▶ **Objective**
Return each line that holds the word "code".
*****
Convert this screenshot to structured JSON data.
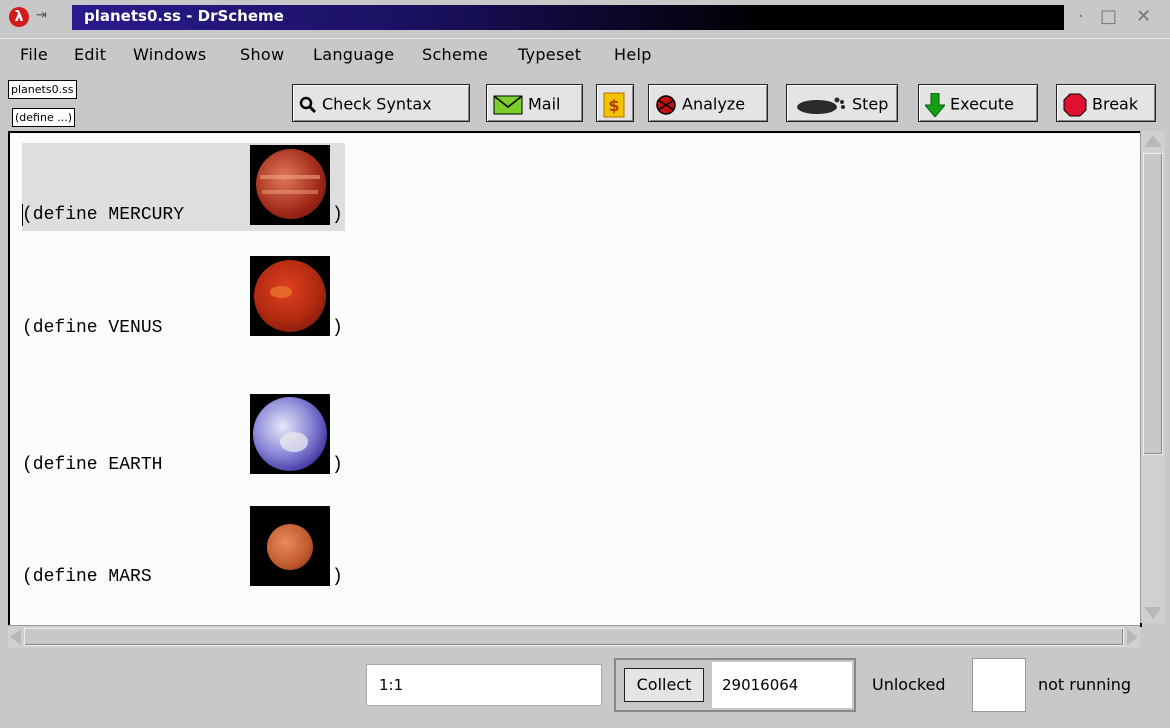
{
  "window": {
    "title": "planets0.ss - DrScheme",
    "app_icon_glyph": "λ",
    "pin_glyph": "⇥",
    "controls": {
      "minimize": "·",
      "maximize": "□",
      "close": "✕"
    }
  },
  "menu": [
    "File",
    "Edit",
    "Windows",
    "Show",
    "Language",
    "Scheme",
    "Typeset",
    "Help"
  ],
  "toolbar": {
    "file_label": "planets0.ss",
    "define_label": "(define ...)",
    "buttons": {
      "check_syntax": "Check Syntax",
      "mail": "Mail",
      "analyze": "Analyze",
      "step": "Step",
      "execute": "Execute",
      "break": "Break"
    },
    "icons": {
      "check_syntax": "magnifier-icon",
      "mail": "envelope-icon",
      "money": "dollar-icon",
      "analyze": "spider-icon",
      "step": "footprint-icon",
      "execute": "down-arrow-icon",
      "break": "stop-icon"
    }
  },
  "editor": {
    "lines": [
      {
        "code": "(define MERCURY ",
        "close": ")",
        "planet": "jupiter-like-image"
      },
      {
        "code": "(define VENUS   ",
        "close": ")",
        "planet": "red-planet-image"
      },
      {
        "code": "(define EARTH   ",
        "close": ")",
        "planet": "earth-image"
      },
      {
        "code": "(define MARS    ",
        "close": ")",
        "planet": "mars-image"
      }
    ]
  },
  "status": {
    "position": "1:1",
    "collect_label": "Collect",
    "memory": "29016064",
    "lock_state": "Unlocked",
    "run_state": "not running"
  },
  "colors": {
    "title_gradient_start": "#2a1b8e",
    "title_gradient_end": "#000000",
    "editor_bg": "#fafcfa",
    "chrome_bg": "#c8c8c8"
  }
}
*****
▶ **Response**
        "code": "(define MERCURY ",
        "code": "(define VENUS   ",
        "code": "(define EARTH   ",
        "code": "(define MARS    ",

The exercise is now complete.